[Records about charts and figures]
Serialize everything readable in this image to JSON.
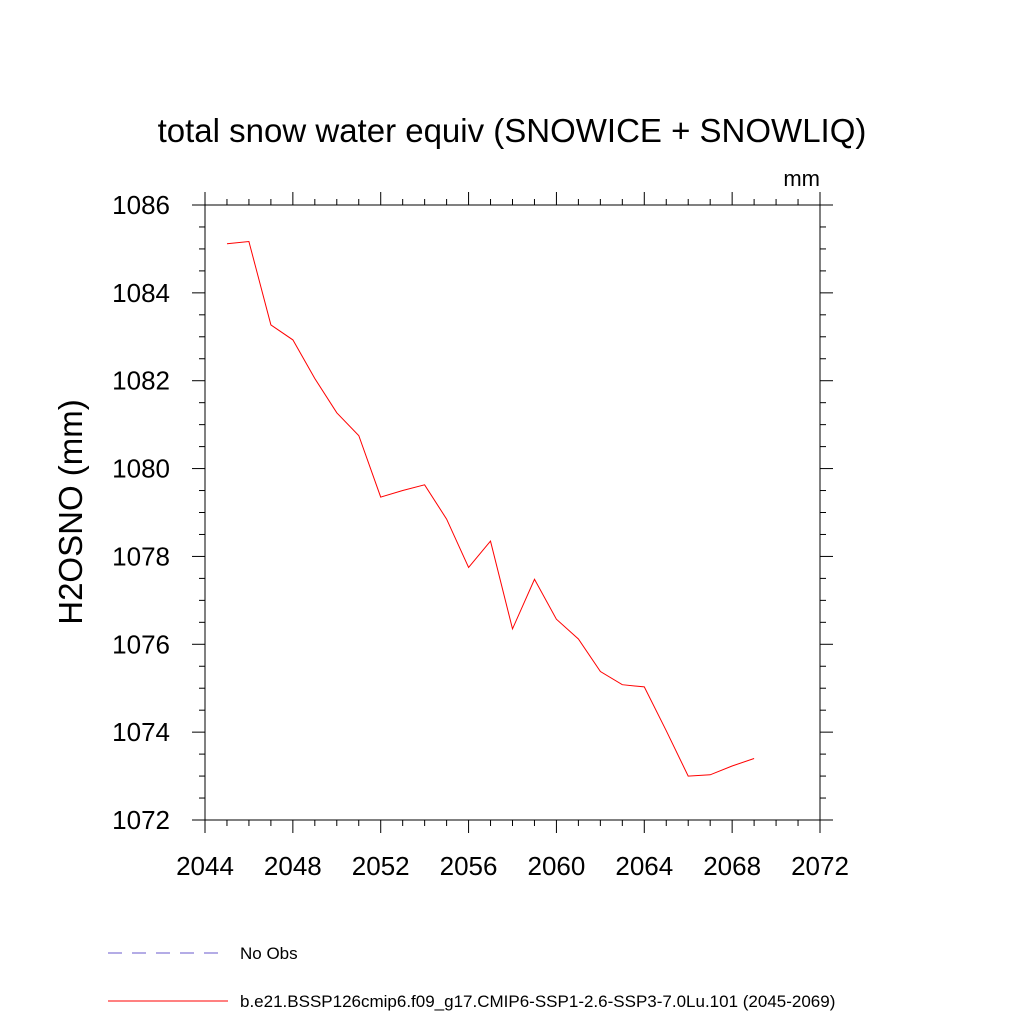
{
  "chart_data": {
    "type": "line",
    "title": "total snow water equiv (SNOWICE + SNOWLIQ)",
    "units": "mm",
    "ylabel": "H2OSNO  (mm)",
    "xlabel": "",
    "xlim": [
      2044,
      2072
    ],
    "ylim": [
      1072,
      1086
    ],
    "x_ticks": [
      2044,
      2048,
      2052,
      2056,
      2060,
      2064,
      2068,
      2072
    ],
    "y_ticks": [
      1072,
      1074,
      1076,
      1078,
      1080,
      1082,
      1084,
      1086
    ],
    "grid": false,
    "legend_position": "bottom",
    "series": [
      {
        "name": "No Obs",
        "color": "#6a5acd",
        "dash": "dashed",
        "x": [],
        "y": []
      },
      {
        "name": "b.e21.BSSP126cmip6.f09_g17.CMIP6-SSP1-2.6-SSP3-7.0Lu.101 (2045-2069)",
        "color": "#ff0000",
        "dash": "solid",
        "x": [
          2045,
          2046,
          2047,
          2048,
          2049,
          2050,
          2051,
          2052,
          2053,
          2054,
          2055,
          2056,
          2057,
          2058,
          2059,
          2060,
          2061,
          2062,
          2063,
          2064,
          2065,
          2066,
          2067,
          2068,
          2069
        ],
        "y": [
          1085.12,
          1085.17,
          1083.27,
          1082.93,
          1082.05,
          1081.27,
          1080.75,
          1079.35,
          1079.5,
          1079.63,
          1078.85,
          1077.75,
          1078.35,
          1076.35,
          1077.48,
          1076.57,
          1076.12,
          1075.38,
          1075.08,
          1075.03,
          1074.03,
          1073.0,
          1073.03,
          1073.23,
          1073.4
        ]
      }
    ]
  }
}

- **Direction**:
Write out every entry again word for word, without any of the pictures.

- **Solution to this exercise**:
Serialize everything readable in this image to JSON.
{
  "chart_data": {
    "type": "line",
    "title": "total snow water equiv (SNOWICE + SNOWLIQ)",
    "units": "mm",
    "ylabel": "H2OSNO  (mm)",
    "xlabel": "",
    "xlim": [
      2044,
      2072
    ],
    "ylim": [
      1072,
      1086
    ],
    "x_ticks": [
      2044,
      2048,
      2052,
      2056,
      2060,
      2064,
      2068,
      2072
    ],
    "y_ticks": [
      1072,
      1074,
      1076,
      1078,
      1080,
      1082,
      1084,
      1086
    ],
    "grid": false,
    "legend_position": "bottom",
    "series": [
      {
        "name": "No Obs",
        "color": "#6a5acd",
        "dash": "dashed",
        "x": [],
        "y": []
      },
      {
        "name": "b.e21.BSSP126cmip6.f09_g17.CMIP6-SSP1-2.6-SSP3-7.0Lu.101 (2045-2069)",
        "color": "#ff0000",
        "dash": "solid",
        "x": [
          2045,
          2046,
          2047,
          2048,
          2049,
          2050,
          2051,
          2052,
          2053,
          2054,
          2055,
          2056,
          2057,
          2058,
          2059,
          2060,
          2061,
          2062,
          2063,
          2064,
          2065,
          2066,
          2067,
          2068,
          2069
        ],
        "y": [
          1085.12,
          1085.17,
          1083.27,
          1082.93,
          1082.05,
          1081.27,
          1080.75,
          1079.35,
          1079.5,
          1079.63,
          1078.85,
          1077.75,
          1078.35,
          1076.35,
          1077.48,
          1076.57,
          1076.12,
          1075.38,
          1075.08,
          1075.03,
          1074.03,
          1073.0,
          1073.03,
          1073.23,
          1073.4
        ]
      }
    ]
  }
}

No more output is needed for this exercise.